**Dataset records:**
::::
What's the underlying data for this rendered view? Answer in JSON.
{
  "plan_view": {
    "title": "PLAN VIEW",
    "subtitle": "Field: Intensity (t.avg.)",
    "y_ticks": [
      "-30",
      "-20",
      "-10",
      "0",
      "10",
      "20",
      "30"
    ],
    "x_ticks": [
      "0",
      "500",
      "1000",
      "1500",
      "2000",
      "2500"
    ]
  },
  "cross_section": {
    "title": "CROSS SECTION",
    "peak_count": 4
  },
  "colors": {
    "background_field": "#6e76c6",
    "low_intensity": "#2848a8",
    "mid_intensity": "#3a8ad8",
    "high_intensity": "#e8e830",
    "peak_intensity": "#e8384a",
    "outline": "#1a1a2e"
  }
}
::::
**To be done:** Show the data once more, exactly as it was written.

**Solution:**
What's the underlying data for this rendered view? Answer in JSON.
{
  "plan_view": {
    "title": "PLAN VIEW",
    "subtitle": "Field: Intensity (t.avg.)",
    "y_ticks": [
      "-30",
      "-20",
      "-10",
      "0",
      "10",
      "20",
      "30"
    ],
    "x_ticks": [
      "0",
      "500",
      "1000",
      "1500",
      "2000",
      "2500"
    ]
  },
  "cross_section": {
    "title": "CROSS SECTION",
    "peak_count": 4
  },
  "colors": {
    "background_field": "#6e76c6",
    "low_intensity": "#2848a8",
    "mid_intensity": "#3a8ad8",
    "high_intensity": "#e8e830",
    "peak_intensity": "#e8384a",
    "outline": "#1a1a2e"
  }
}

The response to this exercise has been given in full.